#### Requirement
Go through the listing and pick out each line with the word "name" in it.

(Excerpt from a dataset)
◆ ◆ ◆ ◆ ◆

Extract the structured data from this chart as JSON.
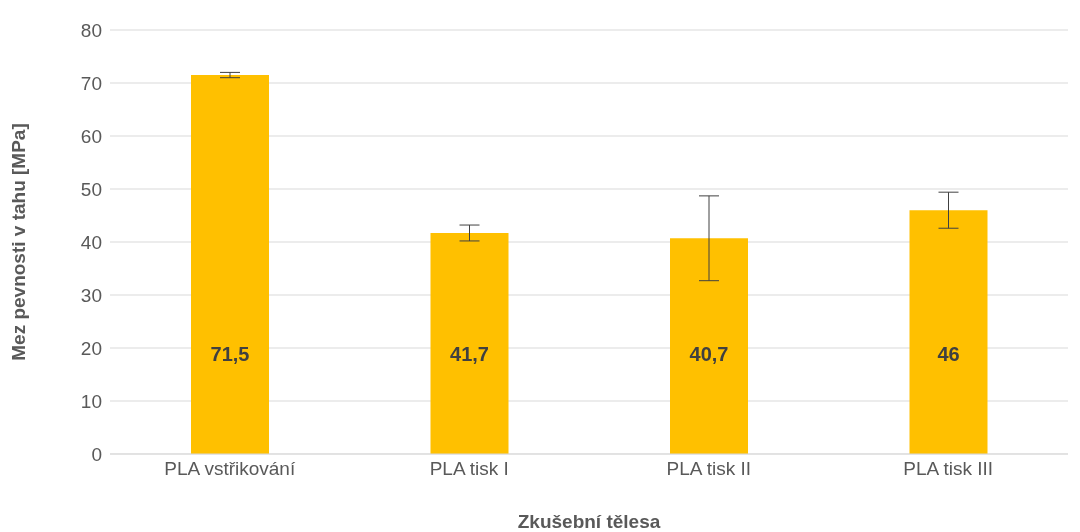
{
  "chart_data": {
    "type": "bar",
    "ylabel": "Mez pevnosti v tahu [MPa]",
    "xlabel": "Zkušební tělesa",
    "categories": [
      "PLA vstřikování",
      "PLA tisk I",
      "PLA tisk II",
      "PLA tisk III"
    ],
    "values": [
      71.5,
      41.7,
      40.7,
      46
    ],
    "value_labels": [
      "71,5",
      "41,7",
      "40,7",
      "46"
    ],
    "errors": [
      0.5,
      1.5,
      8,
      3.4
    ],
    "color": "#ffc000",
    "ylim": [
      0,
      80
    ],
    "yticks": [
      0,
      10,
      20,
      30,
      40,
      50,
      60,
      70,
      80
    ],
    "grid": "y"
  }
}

◆ ◆ ◆ ◆ ◆

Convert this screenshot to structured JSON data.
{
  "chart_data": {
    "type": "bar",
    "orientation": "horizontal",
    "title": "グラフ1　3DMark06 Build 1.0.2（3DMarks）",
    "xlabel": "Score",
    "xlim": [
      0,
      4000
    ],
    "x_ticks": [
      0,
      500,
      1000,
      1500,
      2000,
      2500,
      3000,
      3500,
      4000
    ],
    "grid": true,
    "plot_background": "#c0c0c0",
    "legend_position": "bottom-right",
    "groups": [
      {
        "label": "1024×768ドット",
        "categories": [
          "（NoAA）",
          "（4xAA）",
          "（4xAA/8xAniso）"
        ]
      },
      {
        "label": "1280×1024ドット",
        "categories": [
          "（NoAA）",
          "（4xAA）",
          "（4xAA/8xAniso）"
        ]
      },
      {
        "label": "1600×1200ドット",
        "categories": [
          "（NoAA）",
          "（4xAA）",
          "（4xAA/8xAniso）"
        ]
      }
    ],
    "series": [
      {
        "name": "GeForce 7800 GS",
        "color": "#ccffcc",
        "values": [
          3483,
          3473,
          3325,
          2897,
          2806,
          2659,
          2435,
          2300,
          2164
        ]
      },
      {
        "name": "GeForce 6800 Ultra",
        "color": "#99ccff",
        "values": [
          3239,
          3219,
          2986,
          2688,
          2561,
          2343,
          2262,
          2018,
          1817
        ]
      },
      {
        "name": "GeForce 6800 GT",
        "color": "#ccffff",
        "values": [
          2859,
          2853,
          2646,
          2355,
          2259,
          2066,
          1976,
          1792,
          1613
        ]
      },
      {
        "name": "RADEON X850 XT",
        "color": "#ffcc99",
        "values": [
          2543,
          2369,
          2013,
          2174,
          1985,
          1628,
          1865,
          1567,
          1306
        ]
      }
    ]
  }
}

◆ ◆ ◆ ◆ ◆

#### Written solution
        "name": "GeForce 7800 GS",
        "name": "GeForce 6800 Ultra",
        "name": "GeForce 6800 GT",
        "name": "RADEON X850 XT",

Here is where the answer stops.